Rows from a dataset →
========
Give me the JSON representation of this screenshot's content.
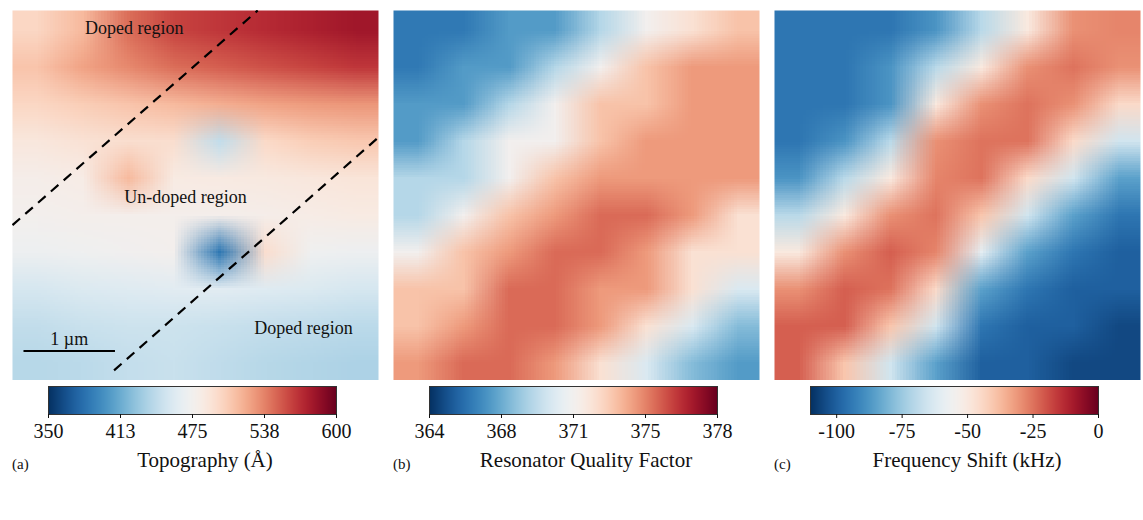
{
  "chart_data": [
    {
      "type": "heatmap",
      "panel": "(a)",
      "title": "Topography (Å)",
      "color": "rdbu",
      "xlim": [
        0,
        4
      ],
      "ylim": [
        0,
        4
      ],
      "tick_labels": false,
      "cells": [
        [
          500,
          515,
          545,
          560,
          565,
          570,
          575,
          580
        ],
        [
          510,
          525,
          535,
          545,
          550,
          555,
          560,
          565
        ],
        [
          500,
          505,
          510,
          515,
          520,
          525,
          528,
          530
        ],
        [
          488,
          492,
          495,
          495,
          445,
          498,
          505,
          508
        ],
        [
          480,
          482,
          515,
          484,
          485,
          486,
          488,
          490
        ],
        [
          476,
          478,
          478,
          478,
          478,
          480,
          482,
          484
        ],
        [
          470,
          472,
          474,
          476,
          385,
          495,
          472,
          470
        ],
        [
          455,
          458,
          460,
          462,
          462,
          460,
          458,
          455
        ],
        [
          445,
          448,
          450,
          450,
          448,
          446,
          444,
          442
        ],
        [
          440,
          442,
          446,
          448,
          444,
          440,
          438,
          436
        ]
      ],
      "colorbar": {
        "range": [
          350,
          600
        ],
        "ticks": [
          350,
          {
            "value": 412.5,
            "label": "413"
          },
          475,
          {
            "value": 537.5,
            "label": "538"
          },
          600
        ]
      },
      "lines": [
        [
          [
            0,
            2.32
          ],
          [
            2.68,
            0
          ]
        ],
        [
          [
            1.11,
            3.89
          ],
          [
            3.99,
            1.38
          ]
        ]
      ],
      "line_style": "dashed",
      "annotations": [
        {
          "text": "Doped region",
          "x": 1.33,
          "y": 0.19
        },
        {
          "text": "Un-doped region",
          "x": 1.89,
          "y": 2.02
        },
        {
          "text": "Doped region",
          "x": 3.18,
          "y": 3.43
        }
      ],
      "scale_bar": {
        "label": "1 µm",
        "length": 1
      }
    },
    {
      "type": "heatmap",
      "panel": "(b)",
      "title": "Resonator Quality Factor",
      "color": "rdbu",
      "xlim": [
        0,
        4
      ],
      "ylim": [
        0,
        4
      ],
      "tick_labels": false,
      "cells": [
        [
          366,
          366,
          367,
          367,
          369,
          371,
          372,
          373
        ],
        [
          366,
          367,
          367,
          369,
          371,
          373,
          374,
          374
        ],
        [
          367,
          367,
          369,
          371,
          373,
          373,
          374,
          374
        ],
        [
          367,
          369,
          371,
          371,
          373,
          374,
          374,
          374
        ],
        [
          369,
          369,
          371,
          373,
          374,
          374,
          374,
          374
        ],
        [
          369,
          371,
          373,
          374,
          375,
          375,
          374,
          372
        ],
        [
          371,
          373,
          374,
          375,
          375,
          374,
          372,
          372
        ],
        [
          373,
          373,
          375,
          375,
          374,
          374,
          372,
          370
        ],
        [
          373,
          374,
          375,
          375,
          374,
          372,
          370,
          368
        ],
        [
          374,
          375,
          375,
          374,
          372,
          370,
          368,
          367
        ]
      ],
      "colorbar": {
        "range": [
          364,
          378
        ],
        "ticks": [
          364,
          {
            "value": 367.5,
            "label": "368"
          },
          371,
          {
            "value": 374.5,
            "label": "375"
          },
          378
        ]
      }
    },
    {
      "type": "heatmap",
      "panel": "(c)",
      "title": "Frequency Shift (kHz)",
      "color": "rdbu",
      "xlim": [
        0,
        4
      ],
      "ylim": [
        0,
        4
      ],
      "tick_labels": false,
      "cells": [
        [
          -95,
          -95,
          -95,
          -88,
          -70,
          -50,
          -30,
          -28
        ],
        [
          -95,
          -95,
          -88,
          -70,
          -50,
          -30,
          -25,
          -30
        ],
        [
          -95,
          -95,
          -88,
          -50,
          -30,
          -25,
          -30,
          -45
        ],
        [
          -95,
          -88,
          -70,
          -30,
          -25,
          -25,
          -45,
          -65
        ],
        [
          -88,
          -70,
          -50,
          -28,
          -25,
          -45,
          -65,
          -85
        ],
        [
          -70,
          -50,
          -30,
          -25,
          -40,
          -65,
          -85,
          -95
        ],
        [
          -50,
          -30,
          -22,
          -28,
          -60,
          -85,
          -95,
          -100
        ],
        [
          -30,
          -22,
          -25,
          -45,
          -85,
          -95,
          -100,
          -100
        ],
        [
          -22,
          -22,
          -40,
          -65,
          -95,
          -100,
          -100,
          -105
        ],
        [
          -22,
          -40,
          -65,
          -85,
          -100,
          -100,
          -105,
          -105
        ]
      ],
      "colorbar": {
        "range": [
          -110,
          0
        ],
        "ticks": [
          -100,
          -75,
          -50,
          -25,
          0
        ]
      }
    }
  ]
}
========
Brief →
Restate the whole listing above exactly, except for its images.

Task output →
Give me the JSON representation of this screenshot's content.
{
  "chart_data": [
    {
      "type": "heatmap",
      "panel": "(a)",
      "title": "Topography (Å)",
      "color": "rdbu",
      "xlim": [
        0,
        4
      ],
      "ylim": [
        0,
        4
      ],
      "tick_labels": false,
      "cells": [
        [
          500,
          515,
          545,
          560,
          565,
          570,
          575,
          580
        ],
        [
          510,
          525,
          535,
          545,
          550,
          555,
          560,
          565
        ],
        [
          500,
          505,
          510,
          515,
          520,
          525,
          528,
          530
        ],
        [
          488,
          492,
          495,
          495,
          445,
          498,
          505,
          508
        ],
        [
          480,
          482,
          515,
          484,
          485,
          486,
          488,
          490
        ],
        [
          476,
          478,
          478,
          478,
          478,
          480,
          482,
          484
        ],
        [
          470,
          472,
          474,
          476,
          385,
          495,
          472,
          470
        ],
        [
          455,
          458,
          460,
          462,
          462,
          460,
          458,
          455
        ],
        [
          445,
          448,
          450,
          450,
          448,
          446,
          444,
          442
        ],
        [
          440,
          442,
          446,
          448,
          444,
          440,
          438,
          436
        ]
      ],
      "colorbar": {
        "range": [
          350,
          600
        ],
        "ticks": [
          350,
          {
            "value": 412.5,
            "label": "413"
          },
          475,
          {
            "value": 537.5,
            "label": "538"
          },
          600
        ]
      },
      "lines": [
        [
          [
            0,
            2.32
          ],
          [
            2.68,
            0
          ]
        ],
        [
          [
            1.11,
            3.89
          ],
          [
            3.99,
            1.38
          ]
        ]
      ],
      "line_style": "dashed",
      "annotations": [
        {
          "text": "Doped region",
          "x": 1.33,
          "y": 0.19
        },
        {
          "text": "Un-doped region",
          "x": 1.89,
          "y": 2.02
        },
        {
          "text": "Doped region",
          "x": 3.18,
          "y": 3.43
        }
      ],
      "scale_bar": {
        "label": "1 µm",
        "length": 1
      }
    },
    {
      "type": "heatmap",
      "panel": "(b)",
      "title": "Resonator Quality Factor",
      "color": "rdbu",
      "xlim": [
        0,
        4
      ],
      "ylim": [
        0,
        4
      ],
      "tick_labels": false,
      "cells": [
        [
          366,
          366,
          367,
          367,
          369,
          371,
          372,
          373
        ],
        [
          366,
          367,
          367,
          369,
          371,
          373,
          374,
          374
        ],
        [
          367,
          367,
          369,
          371,
          373,
          373,
          374,
          374
        ],
        [
          367,
          369,
          371,
          371,
          373,
          374,
          374,
          374
        ],
        [
          369,
          369,
          371,
          373,
          374,
          374,
          374,
          374
        ],
        [
          369,
          371,
          373,
          374,
          375,
          375,
          374,
          372
        ],
        [
          371,
          373,
          374,
          375,
          375,
          374,
          372,
          372
        ],
        [
          373,
          373,
          375,
          375,
          374,
          374,
          372,
          370
        ],
        [
          373,
          374,
          375,
          375,
          374,
          372,
          370,
          368
        ],
        [
          374,
          375,
          375,
          374,
          372,
          370,
          368,
          367
        ]
      ],
      "colorbar": {
        "range": [
          364,
          378
        ],
        "ticks": [
          364,
          {
            "value": 367.5,
            "label": "368"
          },
          371,
          {
            "value": 374.5,
            "label": "375"
          },
          378
        ]
      }
    },
    {
      "type": "heatmap",
      "panel": "(c)",
      "title": "Frequency Shift (kHz)",
      "color": "rdbu",
      "xlim": [
        0,
        4
      ],
      "ylim": [
        0,
        4
      ],
      "tick_labels": false,
      "cells": [
        [
          -95,
          -95,
          -95,
          -88,
          -70,
          -50,
          -30,
          -28
        ],
        [
          -95,
          -95,
          -88,
          -70,
          -50,
          -30,
          -25,
          -30
        ],
        [
          -95,
          -95,
          -88,
          -50,
          -30,
          -25,
          -30,
          -45
        ],
        [
          -95,
          -88,
          -70,
          -30,
          -25,
          -25,
          -45,
          -65
        ],
        [
          -88,
          -70,
          -50,
          -28,
          -25,
          -45,
          -65,
          -85
        ],
        [
          -70,
          -50,
          -30,
          -25,
          -40,
          -65,
          -85,
          -95
        ],
        [
          -50,
          -30,
          -22,
          -28,
          -60,
          -85,
          -95,
          -100
        ],
        [
          -30,
          -22,
          -25,
          -45,
          -85,
          -95,
          -100,
          -100
        ],
        [
          -22,
          -22,
          -40,
          -65,
          -95,
          -100,
          -100,
          -105
        ],
        [
          -22,
          -40,
          -65,
          -85,
          -100,
          -100,
          -105,
          -105
        ]
      ],
      "colorbar": {
        "range": [
          -110,
          0
        ],
        "ticks": [
          -100,
          -75,
          -50,
          -25,
          0
        ]
      }
    }
  ]
}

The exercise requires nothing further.